▶ _INFORMATION GIVEN_:
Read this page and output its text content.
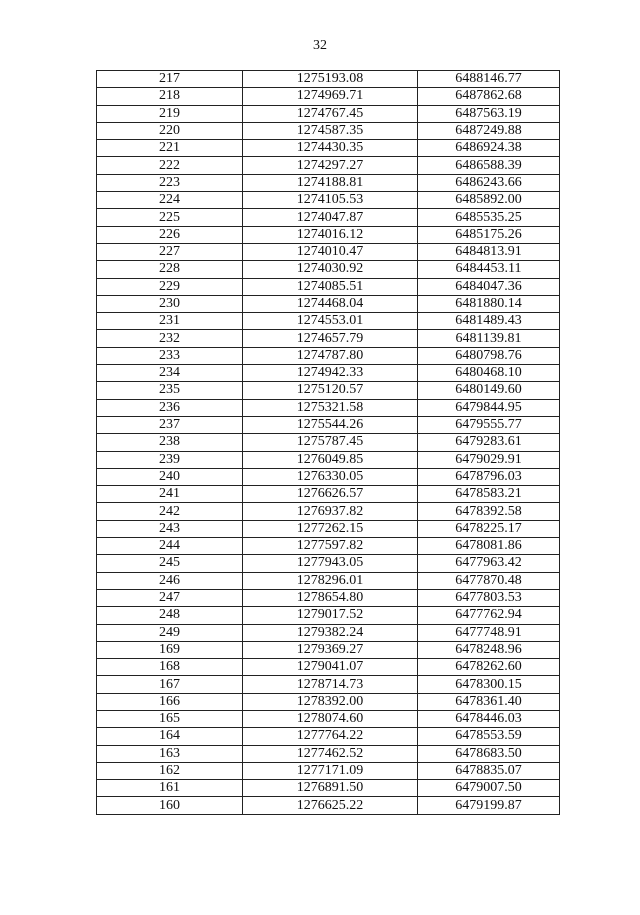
32
217	1275193.08	6488146.77
218	1274969.71	6487862.68
219	1274767.45	6487563.19
220	1274587.35	6487249.88
221	1274430.35	6486924.38
222	1274297.27	6486588.39
223	1274188.81	6486243.66
224	1274105.53	6485892.00
225	1274047.87	6485535.25
226	1274016.12	6485175.26
227	1274010.47	6484813.91
228	1274030.92	6484453.11
229	1274085.51	6484047.36
230	1274468.04	6481880.14
231	1274553.01	6481489.43
232	1274657.79	6481139.81
233	1274787.80	6480798.76
234	1274942.33	6480468.10
235	1275120.57	6480149.60
236	1275321.58	6479844.95
237	1275544.26	6479555.77
238	1275787.45	6479283.61
239	1276049.85	6479029.91
240	1276330.05	6478796.03
241	1276626.57	6478583.21
242	1276937.82	6478392.58
243	1277262.15	6478225.17
244	1277597.82	6478081.86
245	1277943.05	6477963.42
246	1278296.01	6477870.48
247	1278654.80	6477803.53
248	1279017.52	6477762.94
249	1279382.24	6477748.91
169	1279369.27	6478248.96
168	1279041.07	6478262.60
167	1278714.73	6478300.15
166	1278392.00	6478361.40
165	1278074.60	6478446.03
164	1277764.22	6478553.59
163	1277462.52	6478683.50
162	1277171.09	6478835.07
161	1276891.50	6479007.50
160	1276625.22	6479199.87
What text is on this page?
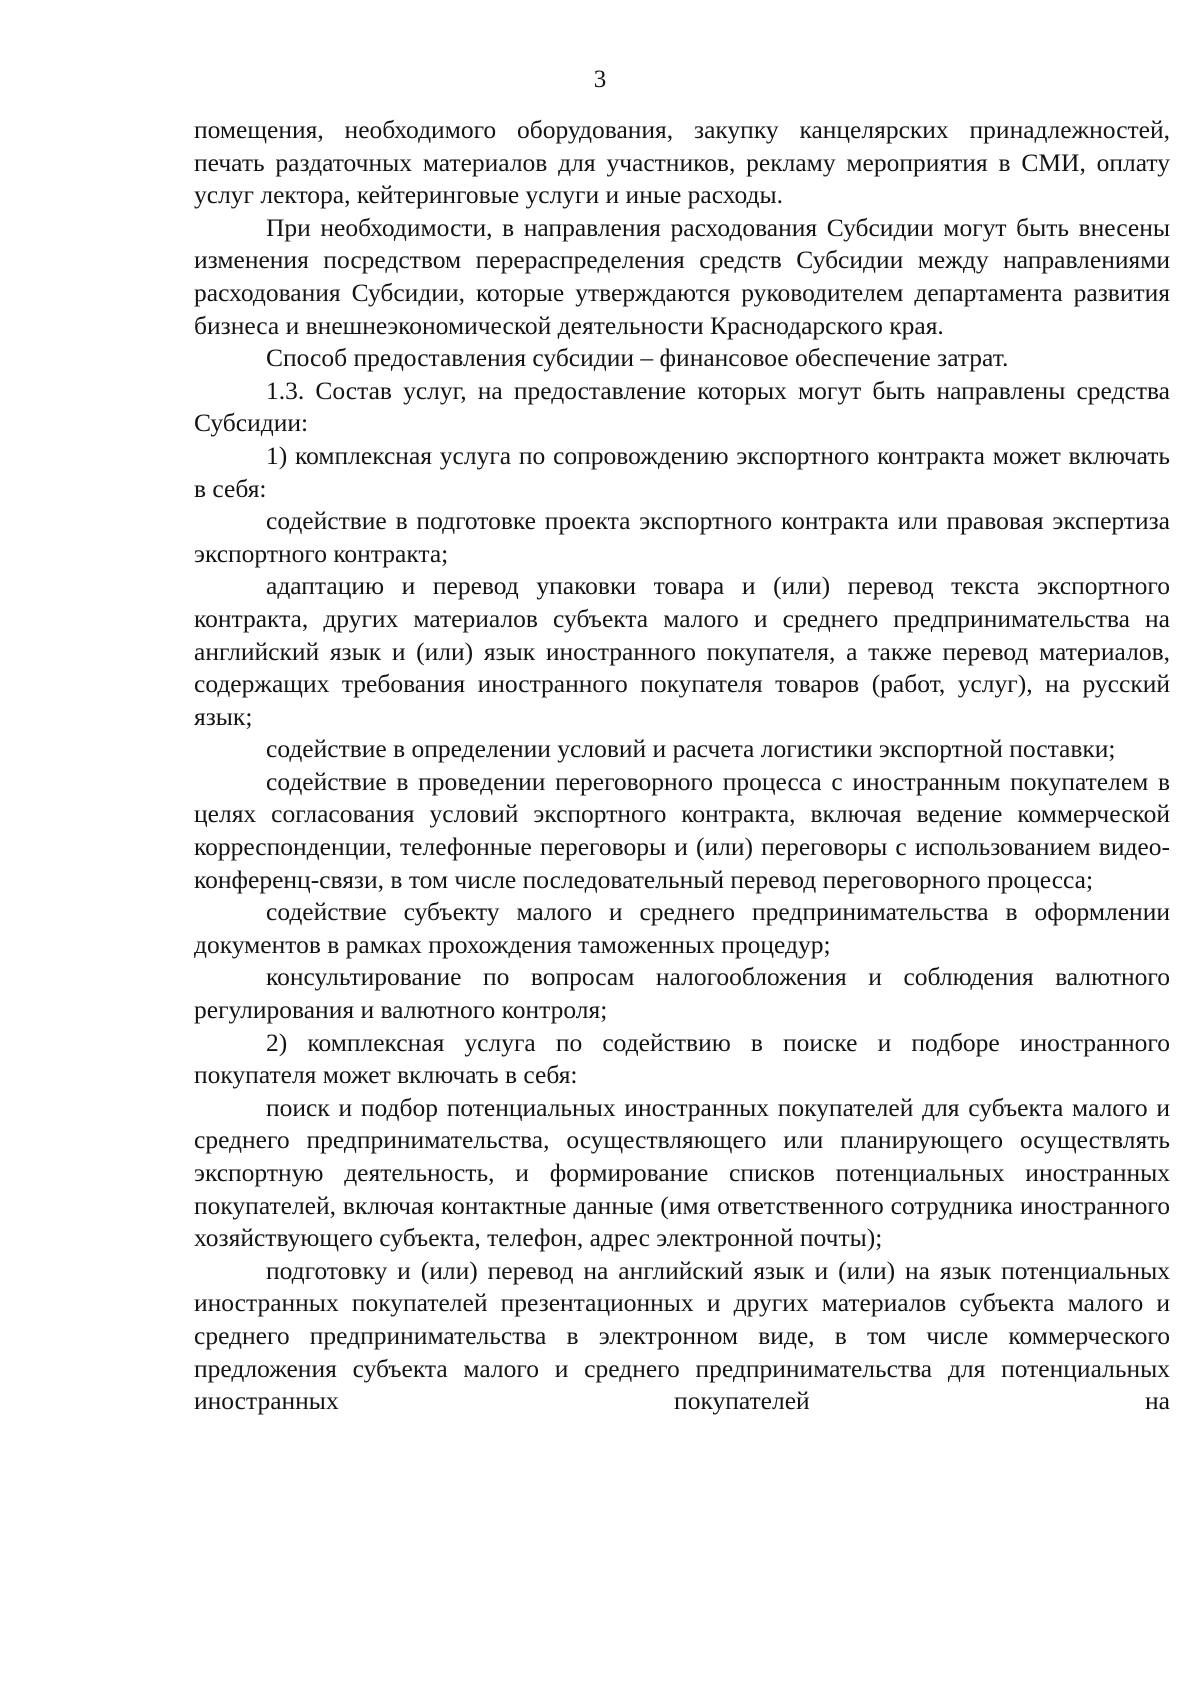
3

помещения, необходимого оборудования, закупку канцелярских принадлежностей, печать раздаточных материалов для участников, рекламу мероприятия в СМИ, оплату услуг лектора, кейтеринговые услуги и иные расходы.

При необходимости, в направления расходования Субсидии могут быть внесены изменения посредством перераспределения средств Субсидии между направлениями расходования Субсидии, которые утверждаются руководителем департамента развития бизнеса и внешнеэкономической деятельности Краснодарского края.

Способ предоставления субсидии – финансовое обеспечение затрат.

1.3. Состав услуг, на предоставление которых могут быть направлены средства Субсидии:

1) комплексная услуга по сопровождению экспортного контракта может включать в себя:

содействие в подготовке проекта экспортного контракта или правовая экспертиза экспортного контракта;

адаптацию и перевод упаковки товара и (или) перевод текста экспортного контракта, других материалов субъекта малого и среднего предпринимательства на английский язык и (или) язык иностранного покупателя, а также перевод материалов, содержащих требования иностранного покупателя товаров (работ, услуг), на русский язык;

содействие в определении условий и расчета логистики экспортной поставки;

содействие в проведении переговорного процесса с иностранным покупателем в целях согласования условий экспортного контракта, включая ведение коммерческой корреспонденции, телефонные переговоры и (или) переговоры с использованием видео-конференц-связи, в том числе последовательный перевод переговорного процесса;

содействие субъекту малого и среднего предпринимательства в оформлении документов в рамках прохождения таможенных процедур;

консультирование по вопросам налогообложения и соблюдения валютного регулирования и валютного контроля;

2) комплексная услуга по содействию в поиске и подборе иностранного покупателя может включать в себя:

поиск и подбор потенциальных иностранных покупателей для субъекта малого и среднего предпринимательства, осуществляющего или планирующего осуществлять экспортную деятельность, и формирование списков потенциальных иностранных покупателей, включая контактные данные (имя ответственного сотрудника иностранного хозяйствующего субъекта, телефон, адрес электронной почты);

подготовку и (или) перевод на английский язык и (или) на язык потенциальных иностранных покупателей презентационных и других материалов субъекта малого и среднего предпринимательства в электронном виде, в том числе коммерческого предложения субъекта малого и среднего предпринимательства для потенциальных иностранных покупателей на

▶ _EXERCISE REQUIREMENTS_: For the listing above, identify each line bearing "контракта".

▶ _RESPONSE_:
1) комплексная услуга по сопровождению экспортного контракта может включать в себя:
содействие в подготовке проекта экспортного контракта или правовая экспертиза экспортного контракта;
адаптацию и перевод упаковки товара и (или) перевод текста экспортного контракта, других материалов субъекта малого и среднего предпринимательства на английский язык и (или) язык иностранного покупателя, а также перевод материалов, содержащих требования иностранного покупателя товаров (работ, услуг), на русский язык;
содействие в проведении переговорного процесса с иностранным покупателем в целях согласования условий экспортного контракта, включая ведение коммерческой корреспонденции, телефонные переговоры и (или) переговоры с использованием видео-конференц-связи, в том числе последовательный перевод переговорного процесса;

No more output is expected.